— Start of Dataset —

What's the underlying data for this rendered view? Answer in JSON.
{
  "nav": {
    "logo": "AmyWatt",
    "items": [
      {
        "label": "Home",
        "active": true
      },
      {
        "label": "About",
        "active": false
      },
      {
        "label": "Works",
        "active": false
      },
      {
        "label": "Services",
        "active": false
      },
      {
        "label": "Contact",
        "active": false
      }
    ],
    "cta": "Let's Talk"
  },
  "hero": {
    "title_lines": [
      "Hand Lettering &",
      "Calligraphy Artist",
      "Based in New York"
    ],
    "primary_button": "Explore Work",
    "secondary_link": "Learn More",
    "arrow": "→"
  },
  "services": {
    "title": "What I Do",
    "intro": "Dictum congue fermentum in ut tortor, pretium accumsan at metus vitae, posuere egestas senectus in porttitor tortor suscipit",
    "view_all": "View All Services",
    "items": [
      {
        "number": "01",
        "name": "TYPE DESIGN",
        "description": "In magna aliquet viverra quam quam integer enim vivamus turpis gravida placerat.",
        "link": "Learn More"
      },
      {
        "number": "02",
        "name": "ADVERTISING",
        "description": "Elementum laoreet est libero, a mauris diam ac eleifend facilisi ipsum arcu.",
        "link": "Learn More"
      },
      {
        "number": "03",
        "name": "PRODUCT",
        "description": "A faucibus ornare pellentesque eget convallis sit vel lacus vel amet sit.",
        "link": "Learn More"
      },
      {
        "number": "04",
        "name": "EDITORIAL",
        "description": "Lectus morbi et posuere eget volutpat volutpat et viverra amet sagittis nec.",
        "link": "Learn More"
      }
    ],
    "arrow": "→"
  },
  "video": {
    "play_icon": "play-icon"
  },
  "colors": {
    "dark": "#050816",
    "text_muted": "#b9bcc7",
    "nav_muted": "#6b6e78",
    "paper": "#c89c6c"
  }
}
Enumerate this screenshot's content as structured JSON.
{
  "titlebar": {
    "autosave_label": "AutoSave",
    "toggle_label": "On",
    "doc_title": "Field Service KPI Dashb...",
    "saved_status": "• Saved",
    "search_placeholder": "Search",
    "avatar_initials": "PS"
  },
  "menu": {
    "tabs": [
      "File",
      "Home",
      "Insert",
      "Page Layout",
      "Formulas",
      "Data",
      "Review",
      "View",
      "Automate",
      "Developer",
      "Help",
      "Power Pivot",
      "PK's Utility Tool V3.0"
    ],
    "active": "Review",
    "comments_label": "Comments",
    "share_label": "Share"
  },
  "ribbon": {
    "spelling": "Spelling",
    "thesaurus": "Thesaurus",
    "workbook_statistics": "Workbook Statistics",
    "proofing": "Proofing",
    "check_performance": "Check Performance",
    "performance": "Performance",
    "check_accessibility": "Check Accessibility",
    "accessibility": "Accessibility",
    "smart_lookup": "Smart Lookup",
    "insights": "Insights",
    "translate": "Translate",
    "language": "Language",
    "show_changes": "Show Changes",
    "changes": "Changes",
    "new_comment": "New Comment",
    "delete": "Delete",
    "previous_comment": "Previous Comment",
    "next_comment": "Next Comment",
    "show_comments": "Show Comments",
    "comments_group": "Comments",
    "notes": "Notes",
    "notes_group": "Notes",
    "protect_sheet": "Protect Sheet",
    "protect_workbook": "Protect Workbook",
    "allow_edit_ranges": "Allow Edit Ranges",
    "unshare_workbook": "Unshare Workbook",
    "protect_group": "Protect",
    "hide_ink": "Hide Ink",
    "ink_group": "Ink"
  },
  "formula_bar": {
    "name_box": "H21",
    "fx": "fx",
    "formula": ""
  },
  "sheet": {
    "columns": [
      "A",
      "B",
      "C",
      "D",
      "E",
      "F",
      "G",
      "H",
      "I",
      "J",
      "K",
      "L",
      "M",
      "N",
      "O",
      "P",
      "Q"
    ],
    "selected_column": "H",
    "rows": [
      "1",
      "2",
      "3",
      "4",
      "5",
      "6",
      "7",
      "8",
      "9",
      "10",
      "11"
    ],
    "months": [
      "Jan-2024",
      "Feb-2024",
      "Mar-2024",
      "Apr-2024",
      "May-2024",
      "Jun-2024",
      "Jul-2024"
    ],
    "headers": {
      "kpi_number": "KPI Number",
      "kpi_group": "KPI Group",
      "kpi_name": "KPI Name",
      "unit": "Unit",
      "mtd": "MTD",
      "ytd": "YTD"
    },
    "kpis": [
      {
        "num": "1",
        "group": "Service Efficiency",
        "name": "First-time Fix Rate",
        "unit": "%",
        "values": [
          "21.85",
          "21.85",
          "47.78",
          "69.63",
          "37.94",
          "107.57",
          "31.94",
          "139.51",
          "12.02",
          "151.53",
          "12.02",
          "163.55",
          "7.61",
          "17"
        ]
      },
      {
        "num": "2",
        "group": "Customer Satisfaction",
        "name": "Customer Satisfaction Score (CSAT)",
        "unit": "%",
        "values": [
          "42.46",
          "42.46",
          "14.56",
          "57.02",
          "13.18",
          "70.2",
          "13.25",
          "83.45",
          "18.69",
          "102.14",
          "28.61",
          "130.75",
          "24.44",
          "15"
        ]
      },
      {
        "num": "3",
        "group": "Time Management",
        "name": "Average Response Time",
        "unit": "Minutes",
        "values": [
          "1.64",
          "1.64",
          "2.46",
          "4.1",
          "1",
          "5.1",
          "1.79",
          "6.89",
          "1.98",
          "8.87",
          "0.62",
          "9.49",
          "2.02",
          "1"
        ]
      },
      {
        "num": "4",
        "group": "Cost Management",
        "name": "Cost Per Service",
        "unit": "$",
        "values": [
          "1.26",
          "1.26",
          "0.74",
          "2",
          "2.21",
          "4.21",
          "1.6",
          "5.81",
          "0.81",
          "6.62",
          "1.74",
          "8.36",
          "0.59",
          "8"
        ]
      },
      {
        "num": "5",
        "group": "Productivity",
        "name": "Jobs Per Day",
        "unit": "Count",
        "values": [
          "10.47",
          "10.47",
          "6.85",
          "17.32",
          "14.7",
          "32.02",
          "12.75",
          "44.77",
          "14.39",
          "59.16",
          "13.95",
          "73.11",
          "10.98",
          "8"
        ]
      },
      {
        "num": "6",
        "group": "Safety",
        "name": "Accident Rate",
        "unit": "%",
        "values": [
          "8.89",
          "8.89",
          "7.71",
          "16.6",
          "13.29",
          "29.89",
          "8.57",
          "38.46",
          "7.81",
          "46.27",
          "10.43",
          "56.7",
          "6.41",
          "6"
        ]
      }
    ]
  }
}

— End of Dataset —

Aim of the exercise:
Extract the complete listing above, reproducing each line exactly.

Response to this exercise:
What's the underlying data for this rendered view? Answer in JSON.
{
  "nav": {
    "logo": "AmyWatt",
    "items": [
      {
        "label": "Home",
        "active": true
      },
      {
        "label": "About",
        "active": false
      },
      {
        "label": "Works",
        "active": false
      },
      {
        "label": "Services",
        "active": false
      },
      {
        "label": "Contact",
        "active": false
      }
    ],
    "cta": "Let's Talk"
  },
  "hero": {
    "title_lines": [
      "Hand Lettering &",
      "Calligraphy Artist",
      "Based in New York"
    ],
    "primary_button": "Explore Work",
    "secondary_link": "Learn More",
    "arrow": "→"
  },
  "services": {
    "title": "What I Do",
    "intro": "Dictum congue fermentum in ut tortor, pretium accumsan at metus vitae, posuere egestas senectus in porttitor tortor suscipit",
    "view_all": "View All Services",
    "items": [
      {
        "number": "01",
        "name": "TYPE DESIGN",
        "description": "In magna aliquet viverra quam quam integer enim vivamus turpis gravida placerat.",
        "link": "Learn More"
      },
      {
        "number": "02",
        "name": "ADVERTISING",
        "description": "Elementum laoreet est libero, a mauris diam ac eleifend facilisi ipsum arcu.",
        "link": "Learn More"
      },
      {
        "number": "03",
        "name": "PRODUCT",
        "description": "A faucibus ornare pellentesque eget convallis sit vel lacus vel amet sit.",
        "link": "Learn More"
      },
      {
        "number": "04",
        "name": "EDITORIAL",
        "description": "Lectus morbi et posuere eget volutpat volutpat et viverra amet sagittis nec.",
        "link": "Learn More"
      }
    ],
    "arrow": "→"
  },
  "video": {
    "play_icon": "play-icon"
  },
  "colors": {
    "dark": "#050816",
    "text_muted": "#b9bcc7",
    "nav_muted": "#6b6e78",
    "paper": "#c89c6c"
  }
}
Enumerate this screenshot's content as structured JSON.
{
  "titlebar": {
    "autosave_label": "AutoSave",
    "toggle_label": "On",
    "doc_title": "Field Service KPI Dashb...",
    "saved_status": "• Saved",
    "search_placeholder": "Search",
    "avatar_initials": "PS"
  },
  "menu": {
    "tabs": [
      "File",
      "Home",
      "Insert",
      "Page Layout",
      "Formulas",
      "Data",
      "Review",
      "View",
      "Automate",
      "Developer",
      "Help",
      "Power Pivot",
      "PK's Utility Tool V3.0"
    ],
    "active": "Review",
    "comments_label": "Comments",
    "share_label": "Share"
  },
  "ribbon": {
    "spelling": "Spelling",
    "thesaurus": "Thesaurus",
    "workbook_statistics": "Workbook Statistics",
    "proofing": "Proofing",
    "check_performance": "Check Performance",
    "performance": "Performance",
    "check_accessibility": "Check Accessibility",
    "accessibility": "Accessibility",
    "smart_lookup": "Smart Lookup",
    "insights": "Insights",
    "translate": "Translate",
    "language": "Language",
    "show_changes": "Show Changes",
    "changes": "Changes",
    "new_comment": "New Comment",
    "delete": "Delete",
    "previous_comment": "Previous Comment",
    "next_comment": "Next Comment",
    "show_comments": "Show Comments",
    "comments_group": "Comments",
    "notes": "Notes",
    "notes_group": "Notes",
    "protect_sheet": "Protect Sheet",
    "protect_workbook": "Protect Workbook",
    "allow_edit_ranges": "Allow Edit Ranges",
    "unshare_workbook": "Unshare Workbook",
    "protect_group": "Protect",
    "hide_ink": "Hide Ink",
    "ink_group": "Ink"
  },
  "formula_bar": {
    "name_box": "H21",
    "fx": "fx",
    "formula": ""
  },
  "sheet": {
    "columns": [
      "A",
      "B",
      "C",
      "D",
      "E",
      "F",
      "G",
      "H",
      "I",
      "J",
      "K",
      "L",
      "M",
      "N",
      "O",
      "P",
      "Q"
    ],
    "selected_column": "H",
    "rows": [
      "1",
      "2",
      "3",
      "4",
      "5",
      "6",
      "7",
      "8",
      "9",
      "10",
      "11"
    ],
    "months": [
      "Jan-2024",
      "Feb-2024",
      "Mar-2024",
      "Apr-2024",
      "May-2024",
      "Jun-2024",
      "Jul-2024"
    ],
    "headers": {
      "kpi_number": "KPI Number",
      "kpi_group": "KPI Group",
      "kpi_name": "KPI Name",
      "unit": "Unit",
      "mtd": "MTD",
      "ytd": "YTD"
    },
    "kpis": [
      {
        "num": "1",
        "group": "Service Efficiency",
        "name": "First-time Fix Rate",
        "unit": "%",
        "values": [
          "21.85",
          "21.85",
          "47.78",
          "69.63",
          "37.94",
          "107.57",
          "31.94",
          "139.51",
          "12.02",
          "151.53",
          "12.02",
          "163.55",
          "7.61",
          "17"
        ]
      },
      {
        "num": "2",
        "group": "Customer Satisfaction",
        "name": "Customer Satisfaction Score (CSAT)",
        "unit": "%",
        "values": [
          "42.46",
          "42.46",
          "14.56",
          "57.02",
          "13.18",
          "70.2",
          "13.25",
          "83.45",
          "18.69",
          "102.14",
          "28.61",
          "130.75",
          "24.44",
          "15"
        ]
      },
      {
        "num": "3",
        "group": "Time Management",
        "name": "Average Response Time",
        "unit": "Minutes",
        "values": [
          "1.64",
          "1.64",
          "2.46",
          "4.1",
          "1",
          "5.1",
          "1.79",
          "6.89",
          "1.98",
          "8.87",
          "0.62",
          "9.49",
          "2.02",
          "1"
        ]
      },
      {
        "num": "4",
        "group": "Cost Management",
        "name": "Cost Per Service",
        "unit": "$",
        "values": [
          "1.26",
          "1.26",
          "0.74",
          "2",
          "2.21",
          "4.21",
          "1.6",
          "5.81",
          "0.81",
          "6.62",
          "1.74",
          "8.36",
          "0.59",
          "8"
        ]
      },
      {
        "num": "5",
        "group": "Productivity",
        "name": "Jobs Per Day",
        "unit": "Count",
        "values": [
          "10.47",
          "10.47",
          "6.85",
          "17.32",
          "14.7",
          "32.02",
          "12.75",
          "44.77",
          "14.39",
          "59.16",
          "13.95",
          "73.11",
          "10.98",
          "8"
        ]
      },
      {
        "num": "6",
        "group": "Safety",
        "name": "Accident Rate",
        "unit": "%",
        "values": [
          "8.89",
          "8.89",
          "7.71",
          "16.6",
          "13.29",
          "29.89",
          "8.57",
          "38.46",
          "7.81",
          "46.27",
          "10.43",
          "56.7",
          "6.41",
          "6"
        ]
      }
    ]
  }
}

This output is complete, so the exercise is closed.